## Challenges
1. In the post about Maslow and self-transcendence, what did the writer's boss at their first job say underlies strategy?
2. Continue the post about Maslow, self-transcendence and scarcity, starting right after its final sentence.

— Start Reading text —

Maslow & self-transcendance

For the longest time since internet became really very much a thing towards the end of the 2000s; there were memes coming up about the additional layers within Maslow’s hierarchy of needs. So before food, shelter and health stuff, comes wifi and below that, battery power. Yes that seemed like the experience of a typical millennial.

Today, I’m musing about what is on top and it is typically labelled ‘self-actualisation’ but as Matt Davis would cover in this article, Maslow himself discovered a different pinnacle that we are all yearning towards. To some extent, this concept of self-transcendance is a bit complex and there’s a lot of spiritual considerations but I think the better description is what was first described by Victor Frankl and recorded in the APA Dictionary of Psychology:

The state in which an individual is able to look beyond himself or herself and adopt a larger perspective that includes concern for others. Some psychologists maintain that self-transcendence is a central feature of the healthy individual, promoting personal growth and development.

So basically the idea of promoting and looking to serve the needs of others rather than just oneself. To expand ones’ circle of care and concern beyond just oneself. I find it remarkable as a Christian, that at the end of the day, our deepest, greatest need extends in a large part for much more than ourselves.

Abundant scarcity

My first lesson in Economics was about scarcity. It suggests that economics is needed and considered because there is scarcity. Likewise, in my first job, where I was involved in lots of strategy work, my boss told me, that scarcity is what underlies strategy. We need strategies because there’s no abundant resources. We need to pick how to allocate our resources to achieve our objectives.

— End Reading text —
— Start Material —

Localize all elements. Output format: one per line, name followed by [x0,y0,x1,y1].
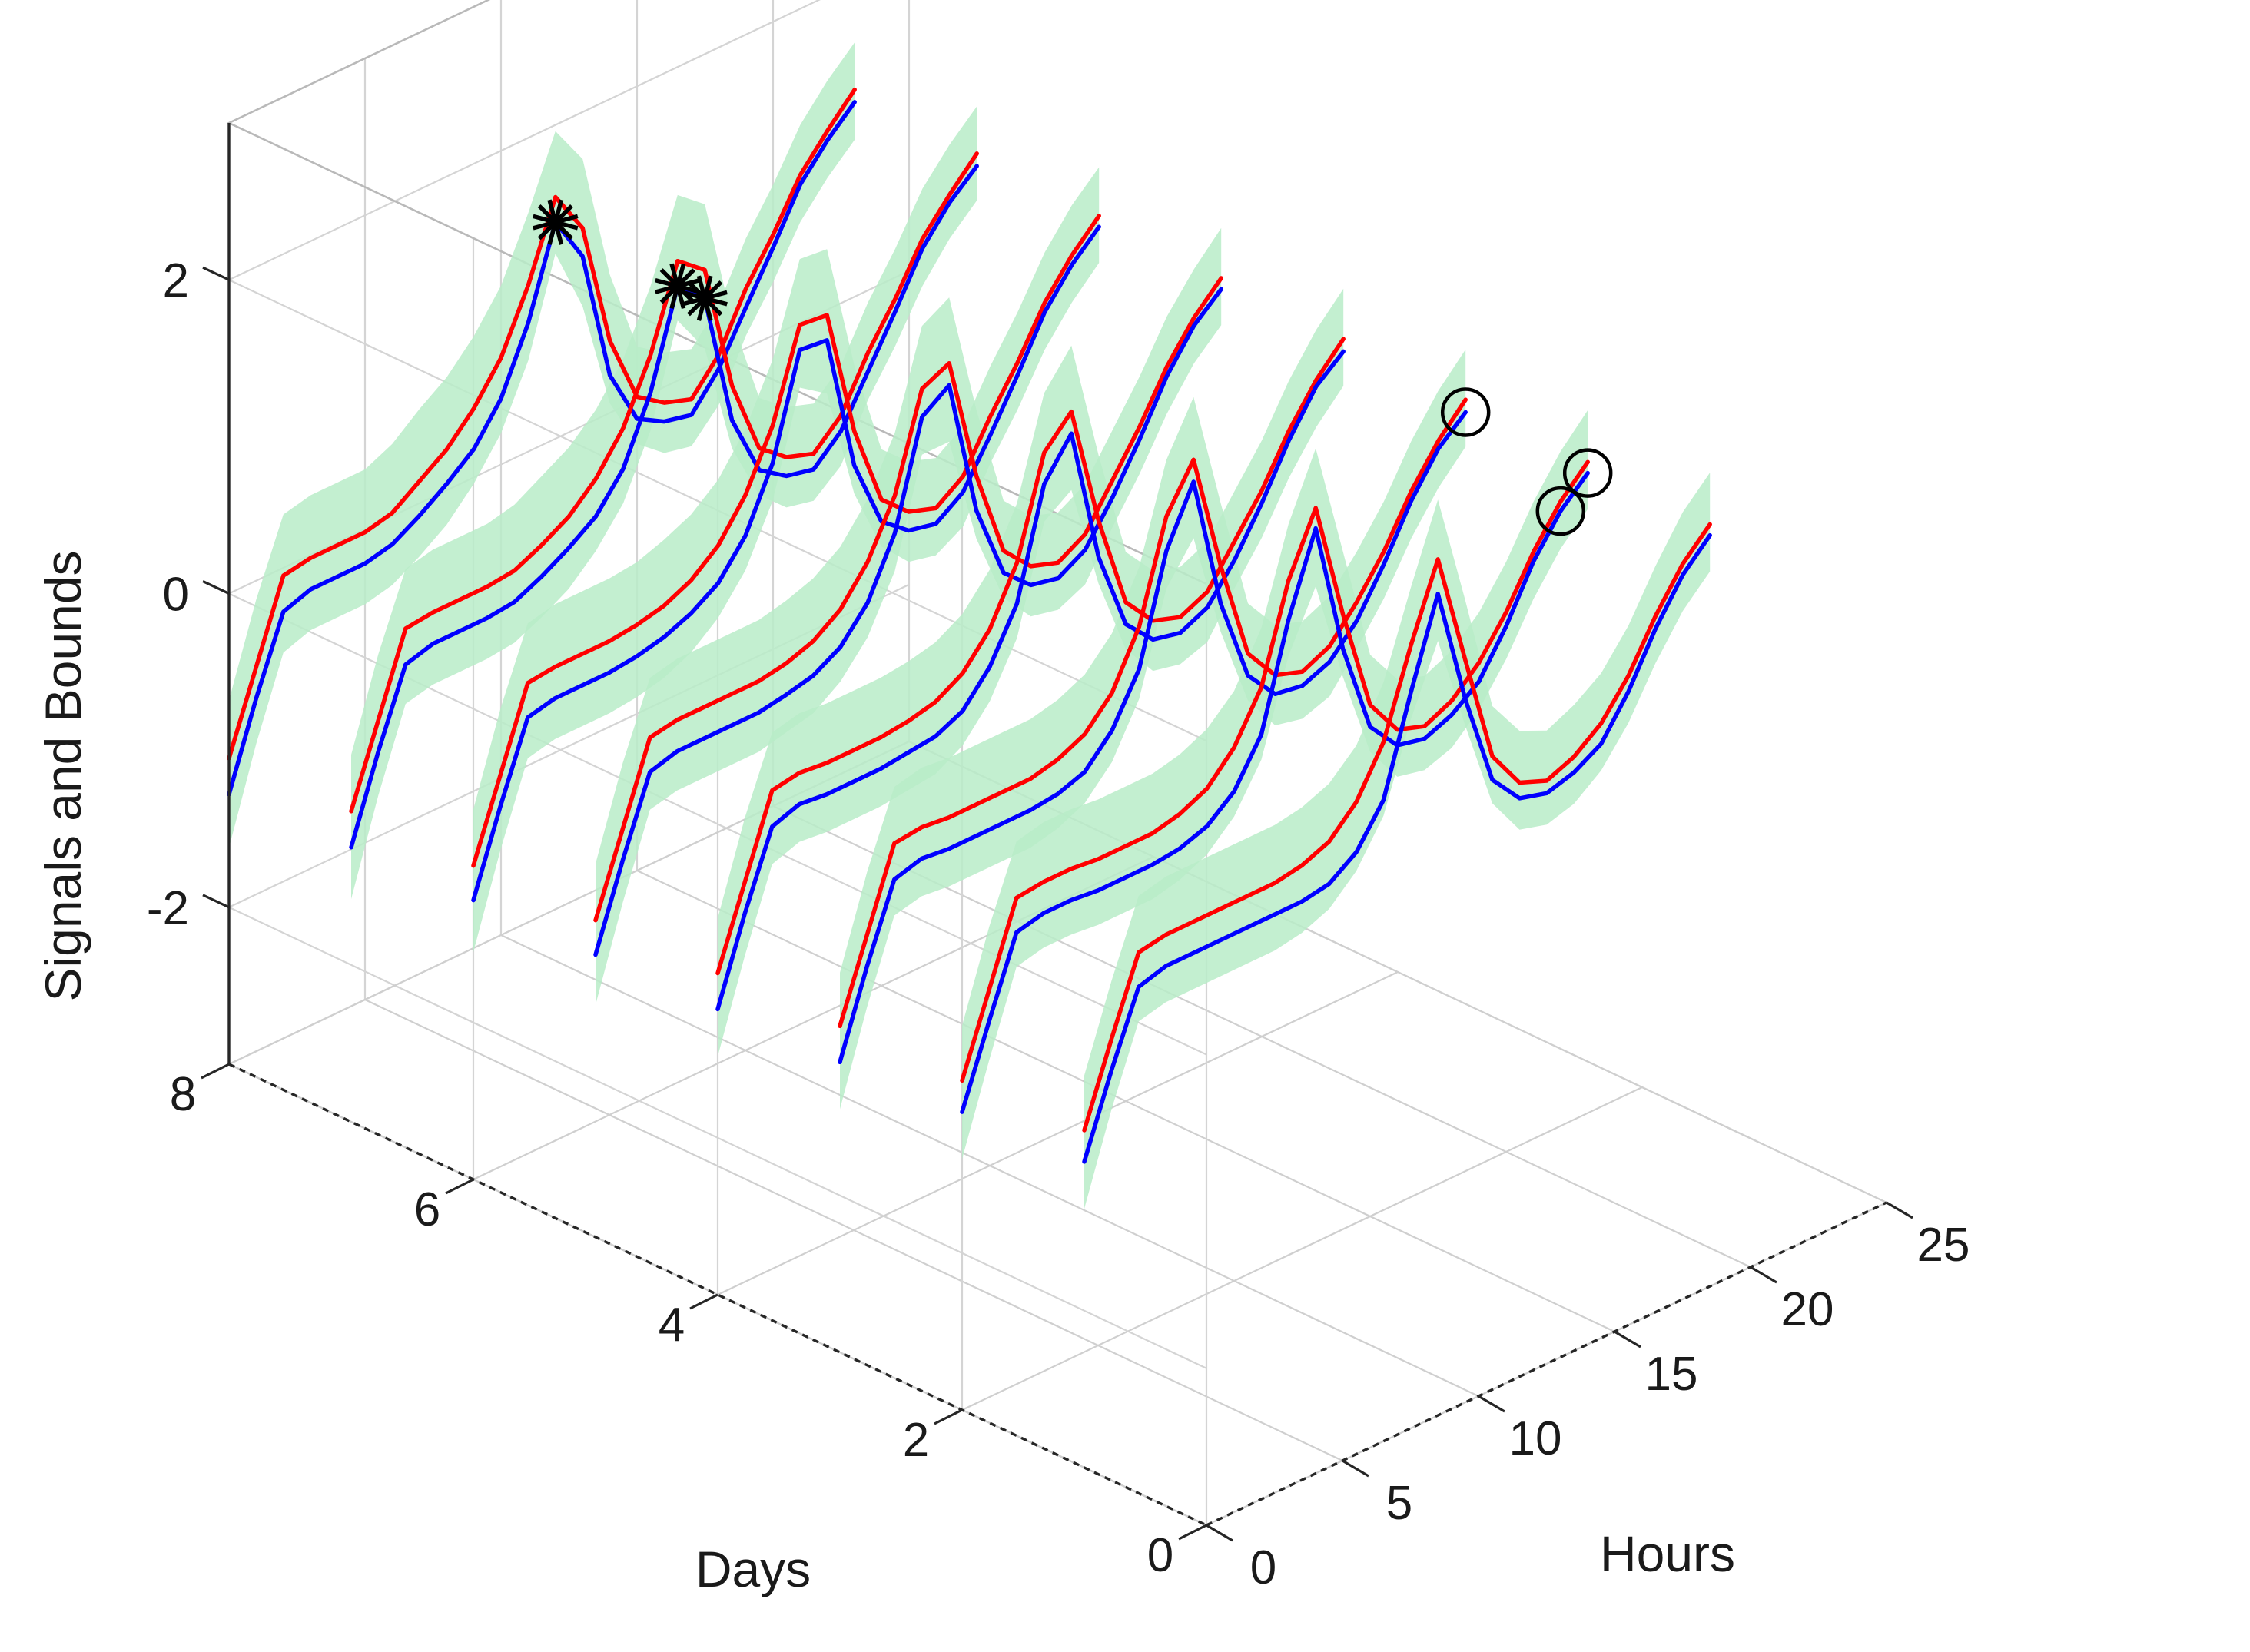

— End Material —

## Expected outputs
1. Scarcity.

2.
And then one day, one of my junior consultants fantasised over lunch how great it would be when the world has the technology to provide us unlimited amount of energy and hence all that we need for everyone in the world. Well, I work for a strategy consulting firm that focuses on the energy transition – so in case you’re wondering why energy. I gently reminded him that scarcity is in part caused by our unlimited wants and desires – that abundance in the world is not going to solve that fundamental challenge.

I now realised that even more fundamental the incompatibility lies in the fact that we humans are limited in the ability to even consume our wants. Therefore, true abundance lies within our own minds and wants. Of course, there’s a minimum threshold of resources we all need to survive. But beyond that, the richness of our lives really depends on our own perception, perspectives and our beliefs about how our lives should be lived. Tell yourself the wrong story, and you are going down a dream of abundance; and with the right story, you’re heading down an abundant life itself.

The unexpected

A friend was introducing me to this concept of cognitive flexibility. I must say it is probably a concept I know of before I had the chance to put a name to it but it definitely is a very important skill. But before going further into it, I’d like to introduce the idea that really underlies the ability to be cognitively flexible. It has to do with recognising the probabilistic nature of the world.

We all struggle with uncertainty and the fact multiple outcomes are all possible at the same time. Life is fuzzy and things are subjected to chance; by realising that things are not all-or-nothing kind of binary, and recognising that decisions are bets, we give ourselves the chance for reality to deviate from our expectations. And we learn to react better emotionally, not thinking we have lost because the world went the other way. The world did not reject us; it did not leave without us. It’s just that we had held on to our expectations even when reality came by.

Cognitive flexibility requires that we drop those expectations once reality plays out; that we toss out the lottery ticket once the winning numbers are out. How fast are you able to discard your expectations?

Market or policy as driver

When Singapore was a young nation, there was a recognition of the place for the market to operate and do its job in creating competition, enhancing quality of life but this was not done blindly. Regulations were in place to ‘distort’ the market in a way that benefit the society.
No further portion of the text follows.